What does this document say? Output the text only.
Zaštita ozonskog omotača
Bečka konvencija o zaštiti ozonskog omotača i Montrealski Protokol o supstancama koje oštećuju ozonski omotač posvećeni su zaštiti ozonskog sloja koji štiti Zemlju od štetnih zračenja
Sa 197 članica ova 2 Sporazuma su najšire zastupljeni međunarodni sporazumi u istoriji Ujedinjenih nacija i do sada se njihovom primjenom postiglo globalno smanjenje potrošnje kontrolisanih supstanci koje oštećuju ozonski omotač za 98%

* * *

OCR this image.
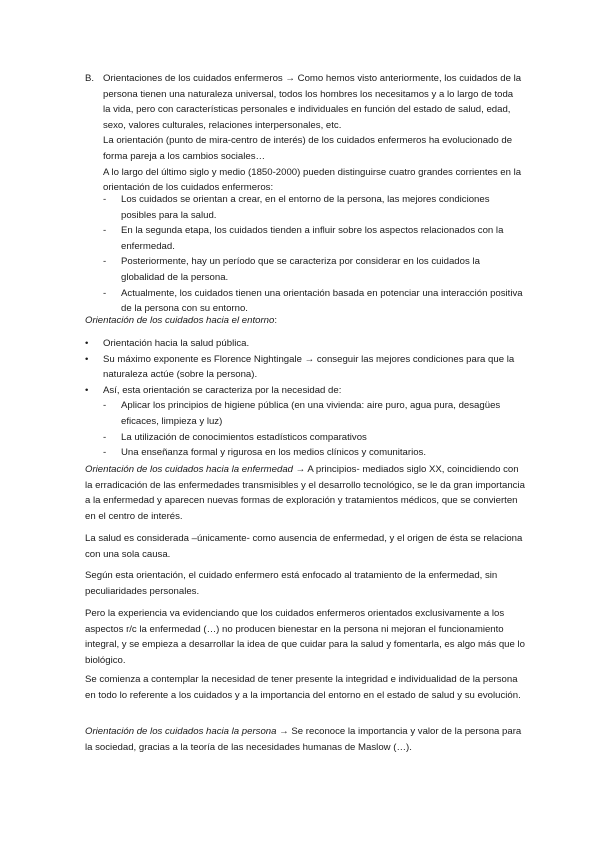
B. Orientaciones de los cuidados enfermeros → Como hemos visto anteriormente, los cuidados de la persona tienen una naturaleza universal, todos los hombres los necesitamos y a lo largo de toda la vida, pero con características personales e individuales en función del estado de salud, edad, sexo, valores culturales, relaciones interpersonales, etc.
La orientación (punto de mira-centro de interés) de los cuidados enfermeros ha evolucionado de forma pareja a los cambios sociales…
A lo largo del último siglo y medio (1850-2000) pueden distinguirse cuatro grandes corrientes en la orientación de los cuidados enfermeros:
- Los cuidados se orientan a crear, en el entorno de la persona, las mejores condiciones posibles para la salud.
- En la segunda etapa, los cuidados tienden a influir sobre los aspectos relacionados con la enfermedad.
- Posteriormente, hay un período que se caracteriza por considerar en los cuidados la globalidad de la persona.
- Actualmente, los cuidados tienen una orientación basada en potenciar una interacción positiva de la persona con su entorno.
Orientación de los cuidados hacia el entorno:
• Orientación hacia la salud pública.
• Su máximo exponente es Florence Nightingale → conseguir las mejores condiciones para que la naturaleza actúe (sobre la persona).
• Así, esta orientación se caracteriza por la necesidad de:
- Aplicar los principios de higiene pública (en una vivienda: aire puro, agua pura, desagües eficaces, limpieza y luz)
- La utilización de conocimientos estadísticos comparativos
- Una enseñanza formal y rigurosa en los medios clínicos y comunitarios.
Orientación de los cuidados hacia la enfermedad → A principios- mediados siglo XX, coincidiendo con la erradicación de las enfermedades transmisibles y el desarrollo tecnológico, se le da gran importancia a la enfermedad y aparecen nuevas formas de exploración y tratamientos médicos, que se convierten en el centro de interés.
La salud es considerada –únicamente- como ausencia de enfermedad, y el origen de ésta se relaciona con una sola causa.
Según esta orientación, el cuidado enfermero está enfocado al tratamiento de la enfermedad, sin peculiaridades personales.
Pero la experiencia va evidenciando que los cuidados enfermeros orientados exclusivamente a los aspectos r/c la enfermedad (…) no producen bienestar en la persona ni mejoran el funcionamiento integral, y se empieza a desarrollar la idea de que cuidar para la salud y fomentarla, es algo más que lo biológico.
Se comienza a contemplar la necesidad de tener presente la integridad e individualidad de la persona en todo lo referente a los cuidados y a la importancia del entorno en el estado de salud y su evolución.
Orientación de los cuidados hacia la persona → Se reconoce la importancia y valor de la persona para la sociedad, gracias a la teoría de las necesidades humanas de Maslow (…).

* * *

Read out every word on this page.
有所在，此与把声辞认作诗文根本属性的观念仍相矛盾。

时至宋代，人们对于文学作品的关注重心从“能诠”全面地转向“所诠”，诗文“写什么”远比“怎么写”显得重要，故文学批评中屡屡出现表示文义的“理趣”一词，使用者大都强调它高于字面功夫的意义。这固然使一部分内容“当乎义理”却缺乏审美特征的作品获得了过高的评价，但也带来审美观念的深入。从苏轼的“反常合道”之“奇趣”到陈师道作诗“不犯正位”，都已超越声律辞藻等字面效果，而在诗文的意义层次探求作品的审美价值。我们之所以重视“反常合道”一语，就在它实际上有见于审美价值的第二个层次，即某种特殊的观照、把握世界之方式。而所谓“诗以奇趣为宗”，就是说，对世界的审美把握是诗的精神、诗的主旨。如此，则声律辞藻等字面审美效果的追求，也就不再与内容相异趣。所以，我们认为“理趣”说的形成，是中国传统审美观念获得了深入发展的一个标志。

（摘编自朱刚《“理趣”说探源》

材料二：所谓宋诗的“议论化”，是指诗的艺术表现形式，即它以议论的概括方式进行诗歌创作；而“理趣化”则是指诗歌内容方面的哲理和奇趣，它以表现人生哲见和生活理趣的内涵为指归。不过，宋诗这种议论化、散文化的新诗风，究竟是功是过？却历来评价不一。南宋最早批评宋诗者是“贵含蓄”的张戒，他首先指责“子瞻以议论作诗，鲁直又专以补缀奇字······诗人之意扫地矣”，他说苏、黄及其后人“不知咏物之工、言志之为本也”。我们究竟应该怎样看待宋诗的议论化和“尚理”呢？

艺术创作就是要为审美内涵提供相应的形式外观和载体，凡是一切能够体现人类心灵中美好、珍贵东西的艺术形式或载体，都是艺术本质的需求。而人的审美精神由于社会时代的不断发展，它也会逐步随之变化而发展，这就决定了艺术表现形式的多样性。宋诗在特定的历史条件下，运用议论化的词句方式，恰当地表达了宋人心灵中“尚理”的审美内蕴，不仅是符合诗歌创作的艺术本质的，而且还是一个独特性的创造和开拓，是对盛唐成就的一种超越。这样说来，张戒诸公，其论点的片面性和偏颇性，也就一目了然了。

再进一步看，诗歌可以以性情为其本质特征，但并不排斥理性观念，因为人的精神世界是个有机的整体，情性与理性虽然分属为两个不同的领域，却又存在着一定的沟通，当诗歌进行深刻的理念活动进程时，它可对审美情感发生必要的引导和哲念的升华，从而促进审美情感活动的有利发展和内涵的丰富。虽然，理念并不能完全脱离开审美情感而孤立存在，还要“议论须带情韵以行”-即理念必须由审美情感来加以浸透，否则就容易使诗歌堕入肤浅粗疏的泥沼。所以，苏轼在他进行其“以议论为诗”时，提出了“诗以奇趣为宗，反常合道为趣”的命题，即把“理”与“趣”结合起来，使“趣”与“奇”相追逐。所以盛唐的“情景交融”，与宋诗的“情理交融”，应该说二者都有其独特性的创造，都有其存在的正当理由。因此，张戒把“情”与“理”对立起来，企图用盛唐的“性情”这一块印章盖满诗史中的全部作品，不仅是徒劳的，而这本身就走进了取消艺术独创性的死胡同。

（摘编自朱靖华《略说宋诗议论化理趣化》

* * *

■ To be done:
Which lines of the material contain the string "tienen"? List each of them.

■ Correct output:
B. Orientaciones de los cuidados enfermeros → Como hemos visto anteriormente, los cuidados de la persona tienen una naturaleza universal, todos los hombres los necesitamos y a lo largo de toda la vida, pero con características personales e individuales en función del estado de salud, edad, sexo, valores culturales, relaciones interpersonales, etc.
- Actualmente, los cuidados tienen una orientación basada en potenciar una interacción positiva de la persona con su entorno.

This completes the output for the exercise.